[Rows from a figure dataset]
• • • • • • •

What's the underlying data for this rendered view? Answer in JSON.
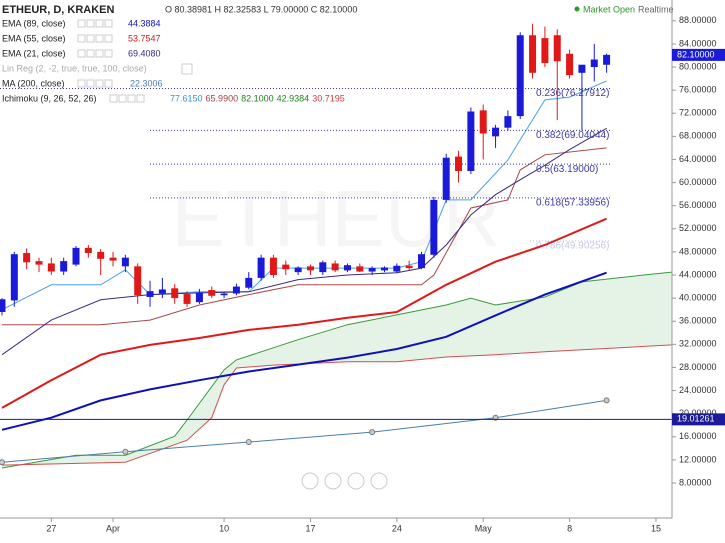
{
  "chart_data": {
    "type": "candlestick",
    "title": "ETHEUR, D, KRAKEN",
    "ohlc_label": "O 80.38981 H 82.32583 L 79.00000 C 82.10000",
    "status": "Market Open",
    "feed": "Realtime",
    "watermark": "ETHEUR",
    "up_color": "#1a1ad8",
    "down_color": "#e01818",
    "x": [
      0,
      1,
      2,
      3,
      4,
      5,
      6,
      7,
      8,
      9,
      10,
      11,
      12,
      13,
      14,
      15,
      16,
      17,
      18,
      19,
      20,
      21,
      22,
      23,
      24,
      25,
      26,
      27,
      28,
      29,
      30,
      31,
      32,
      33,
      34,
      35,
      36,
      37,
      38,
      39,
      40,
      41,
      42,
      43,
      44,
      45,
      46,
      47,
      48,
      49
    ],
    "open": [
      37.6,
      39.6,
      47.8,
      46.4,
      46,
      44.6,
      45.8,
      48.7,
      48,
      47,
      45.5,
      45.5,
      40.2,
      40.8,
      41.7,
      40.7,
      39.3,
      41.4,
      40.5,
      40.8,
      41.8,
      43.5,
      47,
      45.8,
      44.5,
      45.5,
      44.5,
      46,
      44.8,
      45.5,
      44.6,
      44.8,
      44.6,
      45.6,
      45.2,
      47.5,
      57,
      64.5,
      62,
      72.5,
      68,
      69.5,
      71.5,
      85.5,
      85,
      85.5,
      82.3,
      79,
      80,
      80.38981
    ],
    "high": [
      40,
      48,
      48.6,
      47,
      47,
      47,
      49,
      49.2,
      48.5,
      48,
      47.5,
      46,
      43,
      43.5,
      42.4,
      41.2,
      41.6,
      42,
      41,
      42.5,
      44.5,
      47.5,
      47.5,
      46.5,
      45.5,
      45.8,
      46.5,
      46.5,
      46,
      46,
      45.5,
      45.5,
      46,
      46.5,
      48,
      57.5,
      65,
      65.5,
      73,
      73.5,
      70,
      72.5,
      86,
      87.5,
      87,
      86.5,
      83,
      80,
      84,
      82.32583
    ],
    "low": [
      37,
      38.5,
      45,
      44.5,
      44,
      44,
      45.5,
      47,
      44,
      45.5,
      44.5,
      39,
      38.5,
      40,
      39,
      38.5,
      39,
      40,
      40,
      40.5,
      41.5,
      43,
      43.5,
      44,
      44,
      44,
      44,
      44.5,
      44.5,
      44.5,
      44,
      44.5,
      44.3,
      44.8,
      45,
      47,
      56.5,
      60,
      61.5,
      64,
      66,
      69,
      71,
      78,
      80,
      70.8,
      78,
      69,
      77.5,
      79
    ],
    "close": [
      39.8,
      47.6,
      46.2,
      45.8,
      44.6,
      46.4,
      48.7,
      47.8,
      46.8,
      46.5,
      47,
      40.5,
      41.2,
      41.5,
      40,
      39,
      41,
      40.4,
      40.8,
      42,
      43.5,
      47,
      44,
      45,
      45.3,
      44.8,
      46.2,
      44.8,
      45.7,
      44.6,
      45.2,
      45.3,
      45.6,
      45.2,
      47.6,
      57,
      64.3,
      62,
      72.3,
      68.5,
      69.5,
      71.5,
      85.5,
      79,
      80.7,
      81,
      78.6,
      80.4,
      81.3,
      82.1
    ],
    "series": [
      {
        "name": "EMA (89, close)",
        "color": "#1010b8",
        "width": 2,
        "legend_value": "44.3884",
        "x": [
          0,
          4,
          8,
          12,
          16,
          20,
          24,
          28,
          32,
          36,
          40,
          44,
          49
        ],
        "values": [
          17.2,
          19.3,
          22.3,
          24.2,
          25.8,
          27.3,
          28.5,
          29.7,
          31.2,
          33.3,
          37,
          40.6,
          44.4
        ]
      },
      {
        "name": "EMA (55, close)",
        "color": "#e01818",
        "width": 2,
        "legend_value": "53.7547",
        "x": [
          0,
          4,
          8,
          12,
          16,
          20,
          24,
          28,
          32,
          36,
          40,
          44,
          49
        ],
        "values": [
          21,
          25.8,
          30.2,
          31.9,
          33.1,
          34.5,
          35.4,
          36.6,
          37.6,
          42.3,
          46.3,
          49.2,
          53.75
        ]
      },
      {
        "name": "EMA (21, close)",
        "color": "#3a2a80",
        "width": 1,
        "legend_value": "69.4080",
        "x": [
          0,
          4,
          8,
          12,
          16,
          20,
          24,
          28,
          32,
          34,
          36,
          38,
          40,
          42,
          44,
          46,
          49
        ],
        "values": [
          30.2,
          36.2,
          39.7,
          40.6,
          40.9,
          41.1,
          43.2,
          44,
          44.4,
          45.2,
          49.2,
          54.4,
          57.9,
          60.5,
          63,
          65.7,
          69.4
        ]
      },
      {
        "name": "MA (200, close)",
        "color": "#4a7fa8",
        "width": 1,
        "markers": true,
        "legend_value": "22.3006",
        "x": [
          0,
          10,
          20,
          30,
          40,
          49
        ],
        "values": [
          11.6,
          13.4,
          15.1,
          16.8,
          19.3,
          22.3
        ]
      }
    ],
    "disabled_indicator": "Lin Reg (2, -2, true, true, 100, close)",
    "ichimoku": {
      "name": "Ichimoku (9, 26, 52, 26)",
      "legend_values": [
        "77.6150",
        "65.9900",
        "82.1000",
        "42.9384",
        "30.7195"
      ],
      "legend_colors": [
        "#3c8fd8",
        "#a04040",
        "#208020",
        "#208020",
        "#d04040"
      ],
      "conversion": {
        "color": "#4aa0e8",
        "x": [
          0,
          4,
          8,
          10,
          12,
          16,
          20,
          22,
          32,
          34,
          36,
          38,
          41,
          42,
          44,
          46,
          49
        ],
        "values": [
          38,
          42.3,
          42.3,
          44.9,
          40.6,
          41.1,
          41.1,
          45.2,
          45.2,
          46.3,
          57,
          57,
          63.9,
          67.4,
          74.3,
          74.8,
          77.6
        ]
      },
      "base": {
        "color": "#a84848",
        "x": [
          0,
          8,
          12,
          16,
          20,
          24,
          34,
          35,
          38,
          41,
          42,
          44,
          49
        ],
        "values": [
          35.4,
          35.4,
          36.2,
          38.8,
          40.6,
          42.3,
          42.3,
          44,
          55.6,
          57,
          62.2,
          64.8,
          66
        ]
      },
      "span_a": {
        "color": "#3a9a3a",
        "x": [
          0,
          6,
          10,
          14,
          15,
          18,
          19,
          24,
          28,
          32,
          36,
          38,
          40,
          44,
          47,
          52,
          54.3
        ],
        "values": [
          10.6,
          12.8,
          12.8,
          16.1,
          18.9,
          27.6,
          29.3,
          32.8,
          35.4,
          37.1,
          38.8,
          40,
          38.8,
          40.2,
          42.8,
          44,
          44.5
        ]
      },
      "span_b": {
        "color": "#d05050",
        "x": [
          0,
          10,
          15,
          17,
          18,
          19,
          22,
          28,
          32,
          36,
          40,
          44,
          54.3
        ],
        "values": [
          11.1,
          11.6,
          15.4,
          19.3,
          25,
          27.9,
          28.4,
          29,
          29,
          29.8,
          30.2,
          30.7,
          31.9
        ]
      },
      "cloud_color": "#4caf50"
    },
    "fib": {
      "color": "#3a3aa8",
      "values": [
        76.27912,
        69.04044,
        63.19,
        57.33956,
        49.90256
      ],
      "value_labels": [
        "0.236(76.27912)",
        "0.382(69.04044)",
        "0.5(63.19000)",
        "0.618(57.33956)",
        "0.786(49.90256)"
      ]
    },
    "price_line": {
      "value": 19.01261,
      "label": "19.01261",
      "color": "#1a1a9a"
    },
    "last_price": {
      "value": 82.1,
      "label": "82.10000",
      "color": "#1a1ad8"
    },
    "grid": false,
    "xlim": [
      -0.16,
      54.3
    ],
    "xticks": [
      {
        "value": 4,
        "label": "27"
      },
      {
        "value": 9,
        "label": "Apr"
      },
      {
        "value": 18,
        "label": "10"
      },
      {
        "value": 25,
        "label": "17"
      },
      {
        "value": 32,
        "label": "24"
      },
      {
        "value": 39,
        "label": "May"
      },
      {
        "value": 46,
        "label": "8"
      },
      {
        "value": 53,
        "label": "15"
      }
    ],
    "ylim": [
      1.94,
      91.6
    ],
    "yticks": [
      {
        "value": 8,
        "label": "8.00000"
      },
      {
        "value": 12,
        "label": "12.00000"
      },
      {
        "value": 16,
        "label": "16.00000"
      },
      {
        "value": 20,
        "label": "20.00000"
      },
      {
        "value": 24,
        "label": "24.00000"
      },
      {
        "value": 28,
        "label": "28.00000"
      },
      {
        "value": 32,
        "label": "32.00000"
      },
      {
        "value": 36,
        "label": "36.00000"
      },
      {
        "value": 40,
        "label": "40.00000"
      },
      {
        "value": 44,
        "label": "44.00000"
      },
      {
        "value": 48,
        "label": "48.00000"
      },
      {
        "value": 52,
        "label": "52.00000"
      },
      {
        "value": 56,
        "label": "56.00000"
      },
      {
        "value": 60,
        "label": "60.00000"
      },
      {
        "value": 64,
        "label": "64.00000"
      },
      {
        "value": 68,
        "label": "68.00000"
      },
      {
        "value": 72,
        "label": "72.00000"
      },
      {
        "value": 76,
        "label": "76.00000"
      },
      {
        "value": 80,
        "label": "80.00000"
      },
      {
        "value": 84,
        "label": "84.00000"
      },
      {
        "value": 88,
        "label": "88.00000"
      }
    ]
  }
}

• • • • • • •

What the exercise asks:
Which lines hold the word "name"? Show each one.

Answer to this problem:
        "name": "EMA (89, close)",
        "name": "EMA (55, close)",
        "name": "EMA (21, close)",
        "name": "MA (200, close)",
      "name": "Ichimoku (9, 26, 52, 26)",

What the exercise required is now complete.